### The exercise
Retype all of the data. Every line must match exactly.

Data excerpts:
* * * *

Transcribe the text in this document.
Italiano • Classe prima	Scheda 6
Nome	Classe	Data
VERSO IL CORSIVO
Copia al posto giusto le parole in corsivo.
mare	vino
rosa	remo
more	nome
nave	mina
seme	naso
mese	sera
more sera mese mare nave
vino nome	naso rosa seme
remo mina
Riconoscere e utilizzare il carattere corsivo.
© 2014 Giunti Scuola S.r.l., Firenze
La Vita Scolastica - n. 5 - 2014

* * * *

### The solution
Transcribe the text in this document.
Italiano • Classe prima	Scheda 6
Nome	Classe	Data
VERSO IL CORSIVO
Copia al posto giusto le parole in corsivo.
mare	vino
rosa	remo
more	nome
nave	mina
seme	naso
mese	sera
more sera mese mare nave
vino nome	naso rosa seme
remo mina
Riconoscere e utilizzare il carattere corsivo.
© 2014 Giunti Scuola S.r.l., Firenze
La Vita Scolastica - n. 5 - 2014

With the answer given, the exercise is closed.